• **DO THIS**
Report each line of the data that includes the word "mrad".

• **INPUT ROWS**

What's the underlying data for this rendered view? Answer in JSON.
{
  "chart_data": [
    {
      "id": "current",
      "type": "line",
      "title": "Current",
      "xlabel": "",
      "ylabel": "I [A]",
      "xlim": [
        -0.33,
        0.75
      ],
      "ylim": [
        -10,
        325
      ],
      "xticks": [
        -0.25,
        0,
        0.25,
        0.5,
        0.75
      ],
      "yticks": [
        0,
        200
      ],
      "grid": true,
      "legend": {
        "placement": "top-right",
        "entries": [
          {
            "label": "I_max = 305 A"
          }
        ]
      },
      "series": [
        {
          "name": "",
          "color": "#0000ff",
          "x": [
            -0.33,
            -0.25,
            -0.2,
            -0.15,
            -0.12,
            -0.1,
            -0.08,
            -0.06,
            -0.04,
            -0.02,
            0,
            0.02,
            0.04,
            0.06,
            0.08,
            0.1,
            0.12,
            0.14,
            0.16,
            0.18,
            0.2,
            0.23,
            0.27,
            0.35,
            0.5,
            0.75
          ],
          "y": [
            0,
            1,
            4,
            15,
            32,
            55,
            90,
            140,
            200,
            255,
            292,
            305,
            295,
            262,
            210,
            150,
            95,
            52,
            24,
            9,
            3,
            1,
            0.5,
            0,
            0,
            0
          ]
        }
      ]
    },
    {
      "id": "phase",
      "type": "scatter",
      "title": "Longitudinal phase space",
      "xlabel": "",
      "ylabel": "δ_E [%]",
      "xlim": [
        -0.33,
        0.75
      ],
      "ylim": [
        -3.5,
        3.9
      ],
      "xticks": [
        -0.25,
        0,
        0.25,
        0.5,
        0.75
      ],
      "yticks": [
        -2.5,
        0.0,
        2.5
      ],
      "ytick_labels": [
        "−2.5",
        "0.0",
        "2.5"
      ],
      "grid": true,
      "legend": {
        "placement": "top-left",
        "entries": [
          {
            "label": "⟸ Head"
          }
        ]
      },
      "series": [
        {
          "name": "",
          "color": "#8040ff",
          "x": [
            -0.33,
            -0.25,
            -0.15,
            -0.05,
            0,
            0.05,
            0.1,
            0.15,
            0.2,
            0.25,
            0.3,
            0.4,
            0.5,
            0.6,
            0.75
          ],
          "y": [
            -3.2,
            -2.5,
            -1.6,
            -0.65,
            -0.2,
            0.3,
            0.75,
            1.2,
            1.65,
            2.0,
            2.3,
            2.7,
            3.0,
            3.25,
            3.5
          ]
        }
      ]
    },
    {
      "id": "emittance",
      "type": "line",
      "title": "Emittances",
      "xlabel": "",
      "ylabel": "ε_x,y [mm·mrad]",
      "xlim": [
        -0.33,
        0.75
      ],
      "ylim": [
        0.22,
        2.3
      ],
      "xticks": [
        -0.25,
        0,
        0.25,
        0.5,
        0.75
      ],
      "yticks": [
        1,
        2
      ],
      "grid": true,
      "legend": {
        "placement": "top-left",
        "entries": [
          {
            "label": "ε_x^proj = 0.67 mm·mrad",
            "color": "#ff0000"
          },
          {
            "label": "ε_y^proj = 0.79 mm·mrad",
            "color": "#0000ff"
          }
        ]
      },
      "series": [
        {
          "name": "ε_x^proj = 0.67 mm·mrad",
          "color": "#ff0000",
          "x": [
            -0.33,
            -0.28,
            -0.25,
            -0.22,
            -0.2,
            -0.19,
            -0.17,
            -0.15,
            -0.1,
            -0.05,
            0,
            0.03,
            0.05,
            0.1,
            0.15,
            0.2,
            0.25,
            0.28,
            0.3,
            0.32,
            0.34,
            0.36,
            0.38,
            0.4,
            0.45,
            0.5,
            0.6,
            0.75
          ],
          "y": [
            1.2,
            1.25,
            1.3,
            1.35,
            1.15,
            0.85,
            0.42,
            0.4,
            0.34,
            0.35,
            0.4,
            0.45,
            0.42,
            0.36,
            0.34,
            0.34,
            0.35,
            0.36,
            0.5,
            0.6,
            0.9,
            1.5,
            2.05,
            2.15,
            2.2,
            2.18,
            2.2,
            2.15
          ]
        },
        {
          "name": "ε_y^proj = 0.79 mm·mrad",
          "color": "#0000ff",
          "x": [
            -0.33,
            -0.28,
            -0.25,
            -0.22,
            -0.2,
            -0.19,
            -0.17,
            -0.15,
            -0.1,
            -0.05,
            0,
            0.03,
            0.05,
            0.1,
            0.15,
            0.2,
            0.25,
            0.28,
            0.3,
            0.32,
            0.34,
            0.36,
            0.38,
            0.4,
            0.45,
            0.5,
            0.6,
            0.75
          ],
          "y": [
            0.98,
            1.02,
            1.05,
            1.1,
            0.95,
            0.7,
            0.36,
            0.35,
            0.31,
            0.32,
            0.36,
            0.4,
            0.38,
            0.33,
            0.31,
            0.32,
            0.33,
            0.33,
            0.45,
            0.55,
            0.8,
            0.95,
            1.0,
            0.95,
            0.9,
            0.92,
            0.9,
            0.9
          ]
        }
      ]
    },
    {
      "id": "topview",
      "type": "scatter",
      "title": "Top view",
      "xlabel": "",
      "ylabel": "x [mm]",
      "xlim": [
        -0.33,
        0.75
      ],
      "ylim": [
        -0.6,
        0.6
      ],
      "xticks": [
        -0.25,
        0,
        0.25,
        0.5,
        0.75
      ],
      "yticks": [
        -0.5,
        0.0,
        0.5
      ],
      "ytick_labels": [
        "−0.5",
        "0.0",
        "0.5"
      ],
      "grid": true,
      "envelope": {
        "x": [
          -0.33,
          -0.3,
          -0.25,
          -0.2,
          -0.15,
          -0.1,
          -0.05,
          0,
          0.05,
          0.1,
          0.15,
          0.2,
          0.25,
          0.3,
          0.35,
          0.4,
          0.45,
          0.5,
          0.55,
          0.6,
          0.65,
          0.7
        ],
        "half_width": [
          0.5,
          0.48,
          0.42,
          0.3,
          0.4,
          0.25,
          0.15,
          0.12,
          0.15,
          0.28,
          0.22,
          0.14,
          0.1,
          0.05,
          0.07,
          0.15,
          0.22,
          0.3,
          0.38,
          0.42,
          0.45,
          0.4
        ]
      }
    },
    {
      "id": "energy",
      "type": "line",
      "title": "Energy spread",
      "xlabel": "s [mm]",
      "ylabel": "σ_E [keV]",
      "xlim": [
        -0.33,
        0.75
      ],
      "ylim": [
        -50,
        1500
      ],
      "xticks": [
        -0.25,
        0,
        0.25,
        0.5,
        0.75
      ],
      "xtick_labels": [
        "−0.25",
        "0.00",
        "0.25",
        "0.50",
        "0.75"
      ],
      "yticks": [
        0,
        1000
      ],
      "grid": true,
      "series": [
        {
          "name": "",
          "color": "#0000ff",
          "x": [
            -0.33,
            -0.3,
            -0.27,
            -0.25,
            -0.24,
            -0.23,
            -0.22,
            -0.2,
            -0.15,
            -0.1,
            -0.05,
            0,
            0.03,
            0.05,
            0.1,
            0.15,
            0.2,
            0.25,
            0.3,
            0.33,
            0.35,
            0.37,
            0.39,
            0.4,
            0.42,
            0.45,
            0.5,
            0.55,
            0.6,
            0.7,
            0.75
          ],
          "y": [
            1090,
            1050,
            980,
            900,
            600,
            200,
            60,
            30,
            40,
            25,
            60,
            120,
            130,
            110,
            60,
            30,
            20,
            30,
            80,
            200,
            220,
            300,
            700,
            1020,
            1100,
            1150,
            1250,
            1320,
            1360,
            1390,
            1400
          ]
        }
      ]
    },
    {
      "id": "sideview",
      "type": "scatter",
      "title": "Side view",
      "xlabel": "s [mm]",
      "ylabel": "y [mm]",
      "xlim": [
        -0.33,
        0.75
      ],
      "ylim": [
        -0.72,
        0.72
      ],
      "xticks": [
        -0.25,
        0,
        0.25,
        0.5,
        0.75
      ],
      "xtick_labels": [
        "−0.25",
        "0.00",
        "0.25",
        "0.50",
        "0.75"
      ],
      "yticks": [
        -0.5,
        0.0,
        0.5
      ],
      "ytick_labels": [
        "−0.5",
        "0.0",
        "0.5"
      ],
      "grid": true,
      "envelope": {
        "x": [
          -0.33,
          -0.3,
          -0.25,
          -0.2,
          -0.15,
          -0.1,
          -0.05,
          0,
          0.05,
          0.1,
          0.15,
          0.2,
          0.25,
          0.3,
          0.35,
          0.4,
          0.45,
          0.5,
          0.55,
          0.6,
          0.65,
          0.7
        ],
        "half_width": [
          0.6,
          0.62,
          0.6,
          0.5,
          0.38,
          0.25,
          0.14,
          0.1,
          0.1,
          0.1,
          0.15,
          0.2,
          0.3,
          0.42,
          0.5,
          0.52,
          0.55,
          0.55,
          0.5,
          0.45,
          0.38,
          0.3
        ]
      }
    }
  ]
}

• **FULL RESPONSE**
      "ylabel": "ε_x,y [mm·mrad]",
            "label": "ε_x^proj = 0.67 mm·mrad",
            "label": "ε_y^proj = 0.79 mm·mrad",
          "name": "ε_x^proj = 0.67 mm·mrad",
          "name": "ε_y^proj = 0.79 mm·mrad",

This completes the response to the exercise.